Written exercise -
Every entry needs to be printed exactly, please.

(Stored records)
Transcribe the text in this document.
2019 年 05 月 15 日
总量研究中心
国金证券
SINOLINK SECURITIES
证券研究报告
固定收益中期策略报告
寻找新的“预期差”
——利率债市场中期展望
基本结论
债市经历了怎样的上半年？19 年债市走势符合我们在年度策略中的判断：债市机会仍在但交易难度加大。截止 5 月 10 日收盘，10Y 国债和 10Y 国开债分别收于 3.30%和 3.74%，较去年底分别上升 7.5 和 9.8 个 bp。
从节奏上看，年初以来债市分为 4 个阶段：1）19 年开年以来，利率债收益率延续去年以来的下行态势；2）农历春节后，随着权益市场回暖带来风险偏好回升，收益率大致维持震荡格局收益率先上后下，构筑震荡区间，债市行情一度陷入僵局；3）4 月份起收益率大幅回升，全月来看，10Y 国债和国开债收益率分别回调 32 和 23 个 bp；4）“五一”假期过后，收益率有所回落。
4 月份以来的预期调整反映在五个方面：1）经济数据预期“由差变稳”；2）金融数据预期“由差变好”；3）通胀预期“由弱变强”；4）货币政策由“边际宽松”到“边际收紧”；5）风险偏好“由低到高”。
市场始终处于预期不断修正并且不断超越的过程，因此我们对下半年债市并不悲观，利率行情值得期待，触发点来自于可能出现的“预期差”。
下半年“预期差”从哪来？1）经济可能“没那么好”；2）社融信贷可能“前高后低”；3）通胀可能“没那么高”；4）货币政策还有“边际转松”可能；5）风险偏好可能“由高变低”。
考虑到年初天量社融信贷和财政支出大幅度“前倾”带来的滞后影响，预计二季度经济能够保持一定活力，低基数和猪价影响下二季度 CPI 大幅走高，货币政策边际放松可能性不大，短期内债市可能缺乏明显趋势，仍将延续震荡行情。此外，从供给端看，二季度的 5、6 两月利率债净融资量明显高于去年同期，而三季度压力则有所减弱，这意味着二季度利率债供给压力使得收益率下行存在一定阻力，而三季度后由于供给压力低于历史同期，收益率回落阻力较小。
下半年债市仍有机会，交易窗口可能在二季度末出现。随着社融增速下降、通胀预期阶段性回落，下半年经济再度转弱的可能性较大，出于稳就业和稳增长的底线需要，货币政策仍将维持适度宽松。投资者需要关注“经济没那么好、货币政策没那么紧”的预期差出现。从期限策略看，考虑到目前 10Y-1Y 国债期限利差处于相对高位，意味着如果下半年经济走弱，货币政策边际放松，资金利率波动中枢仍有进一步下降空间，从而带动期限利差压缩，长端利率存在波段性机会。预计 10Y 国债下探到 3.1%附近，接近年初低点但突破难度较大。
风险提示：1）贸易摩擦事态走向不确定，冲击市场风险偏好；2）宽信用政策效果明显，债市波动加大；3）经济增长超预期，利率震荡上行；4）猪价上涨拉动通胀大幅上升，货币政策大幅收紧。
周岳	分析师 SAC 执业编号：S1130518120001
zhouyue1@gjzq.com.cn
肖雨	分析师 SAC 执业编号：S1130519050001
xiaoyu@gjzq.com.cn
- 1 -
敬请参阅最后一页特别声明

Written response -
Transcribe the text in this document.
2019 年 05 月 15 日
总量研究中心
国金证券
SINOLINK SECURITIES
证券研究报告
固定收益中期策略报告
寻找新的“预期差”
——利率债市场中期展望
基本结论
债市经历了怎样的上半年？19 年债市走势符合我们在年度策略中的判断：债市机会仍在但交易难度加大。截止 5 月 10 日收盘，10Y 国债和 10Y 国开债分别收于 3.30%和 3.74%，较去年底分别上升 7.5 和 9.8 个 bp。
从节奏上看，年初以来债市分为 4 个阶段：1）19 年开年以来，利率债收益率延续去年以来的下行态势；2）农历春节后，随着权益市场回暖带来风险偏好回升，收益率大致维持震荡格局收益率先上后下，构筑震荡区间，债市行情一度陷入僵局；3）4 月份起收益率大幅回升，全月来看，10Y 国债和国开债收益率分别回调 32 和 23 个 bp；4）“五一”假期过后，收益率有所回落。
4 月份以来的预期调整反映在五个方面：1）经济数据预期“由差变稳”；2）金融数据预期“由差变好”；3）通胀预期“由弱变强”；4）货币政策由“边际宽松”到“边际收紧”；5）风险偏好“由低到高”。
市场始终处于预期不断修正并且不断超越的过程，因此我们对下半年债市并不悲观，利率行情值得期待，触发点来自于可能出现的“预期差”。
下半年“预期差”从哪来？1）经济可能“没那么好”；2）社融信贷可能“前高后低”；3）通胀可能“没那么高”；4）货币政策还有“边际转松”可能；5）风险偏好可能“由高变低”。
考虑到年初天量社融信贷和财政支出大幅度“前倾”带来的滞后影响，预计二季度经济能够保持一定活力，低基数和猪价影响下二季度 CPI 大幅走高，货币政策边际放松可能性不大，短期内债市可能缺乏明显趋势，仍将延续震荡行情。此外，从供给端看，二季度的 5、6 两月利率债净融资量明显高于去年同期，而三季度压力则有所减弱，这意味着二季度利率债供给压力使得收益率下行存在一定阻力，而三季度后由于供给压力低于历史同期，收益率回落阻力较小。
下半年债市仍有机会，交易窗口可能在二季度末出现。随着社融增速下降、通胀预期阶段性回落，下半年经济再度转弱的可能性较大，出于稳就业和稳增长的底线需要，货币政策仍将维持适度宽松。投资者需要关注“经济没那么好、货币政策没那么紧”的预期差出现。从期限策略看，考虑到目前 10Y-1Y 国债期限利差处于相对高位，意味着如果下半年经济走弱，货币政策边际放松，资金利率波动中枢仍有进一步下降空间，从而带动期限利差压缩，长端利率存在波段性机会。预计 10Y 国债下探到 3.1%附近，接近年初低点但突破难度较大。
风险提示：1）贸易摩擦事态走向不确定，冲击市场风险偏好；2）宽信用政策效果明显，债市波动加大；3）经济增长超预期，利率震荡上行；4）猪价上涨拉动通胀大幅上升，货币政策大幅收紧。
周岳	分析师 SAC 执业编号：S1130518120001
zhouyue1@gjzq.com.cn
肖雨	分析师 SAC 执业编号：S1130519050001
xiaoyu@gjzq.com.cn
- 1 -
敬请参阅最后一页特别声明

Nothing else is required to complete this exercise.